Would you quote every entry exactly, dropping only the pictures?

» **Record excerpts**:

————

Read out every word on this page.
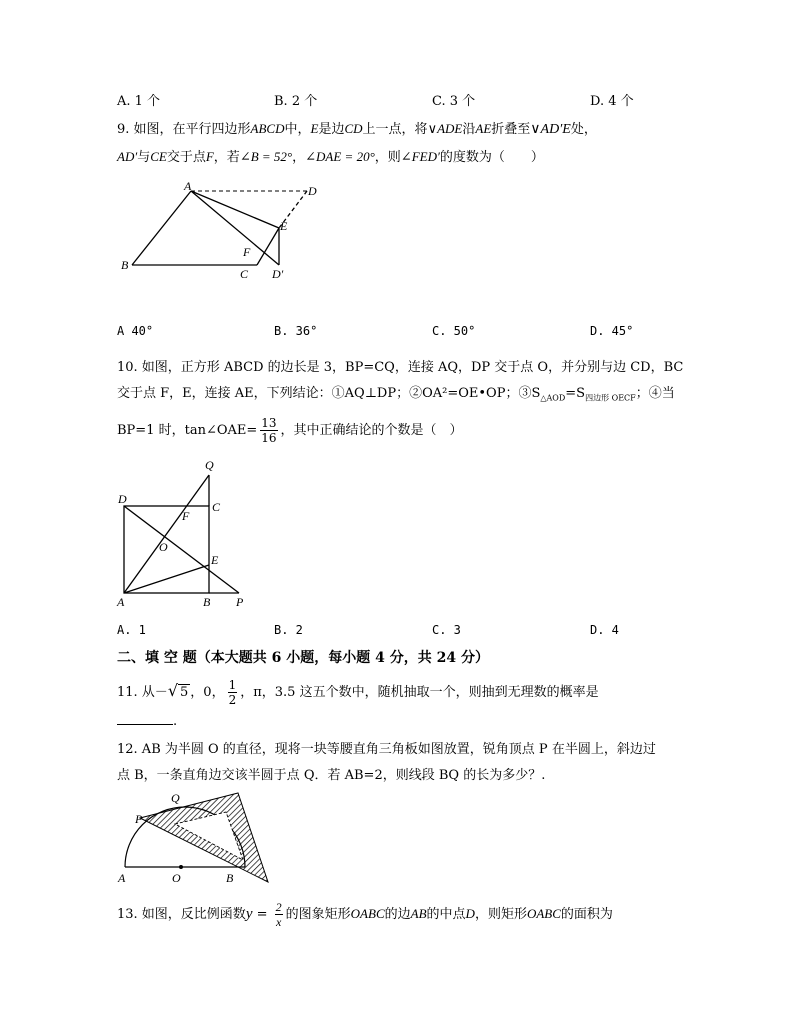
A. 1 个	B. 2 个	C. 3 个	D. 4 个
9. 如图，在平行四边形ABCD中，E是边CD上一点，将∨ADE沿AE折叠至∨AD′E处，
AD′与CE交于点F，若∠B = 52°，∠DAE = 20°，则∠FED′的度数为（　　）
A	D
E
F
B
C D′
A 40°	B. 36°	C. 50°	D. 45°
10. 如图，正方形 ABCD 的边长是 3，BP=CQ，连接 AQ，DP 交于点 O，并分别与边 CD，BC
交于点 F，E，连接 AE，下列结论：①AQ⊥DP；②OA²=OE•OP；$③S_{\triangle AOD}=S_{四边形 OECF}$；④当
BP=1 时，tan∠OAE= $\frac{13}{16}$ ，其中正确结论的个数是（　）
Q
D
C
F
O
E
A	B P
A. 1	B. 2	C. 3	D. 4
二、填 空 题（本大题共 6 小题，每小题 4 分，共 24 分）
11. 从－√ 5 ，0， $\frac{1}{2}$ ，π，3.5 这五个数中，随机抽取一个，则抽到无理数的概率是
.
12. AB 为半圆 O 的直径，现将一块等腰直角三角板如图放置，锐角顶点 P 在半圆上，斜边过
点 B，一条直角边交该半圆于点 Q．若 AB=2，则线段 BQ 的长为多少？.
Q
P
A	O	B
13. 如图，反比例函数$y = \frac{2}{x}$ 的图象矩形OABC的边AB的中点D，则矩形OABC的面积为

————

» **Expected output**:
Read out every word on this page.
A. 1 个	B. 2 个	C. 3 个	D. 4 个
9. 如图，在平行四边形ABCD中，E是边CD上一点，将∨ADE沿AE折叠至∨AD′E处，
AD′与CE交于点F，若∠B = 52°，∠DAE = 20°，则∠FED′的度数为（　　）
A	D
E
F
B
C D′
A 40°	B. 36°	C. 50°	D. 45°
10. 如图，正方形 ABCD 的边长是 3，BP=CQ，连接 AQ，DP 交于点 O，并分别与边 CD，BC
交于点 F，E，连接 AE，下列结论：①AQ⊥DP；②OA²=OE•OP；$③S_{\triangle AOD}=S_{四边形 OECF}$；④当
BP=1 时，tan∠OAE= $\frac{13}{16}$ ，其中正确结论的个数是（　）
Q
D
C
F
O
E
A	B P
A. 1	B. 2	C. 3	D. 4
二、填 空 题（本大题共 6 小题，每小题 4 分，共 24 分）
11. 从－√ 5 ，0， $\frac{1}{2}$ ，π，3.5 这五个数中，随机抽取一个，则抽到无理数的概率是
.
12. AB 为半圆 O 的直径，现将一块等腰直角三角板如图放置，锐角顶点 P 在半圆上，斜边过
点 B，一条直角边交该半圆于点 Q．若 AB=2，则线段 BQ 的长为多少？.
Q
P
A	O	B
13. 如图，反比例函数$y = \frac{2}{x}$ 的图象矩形OABC的边AB的中点D，则矩形OABC的面积为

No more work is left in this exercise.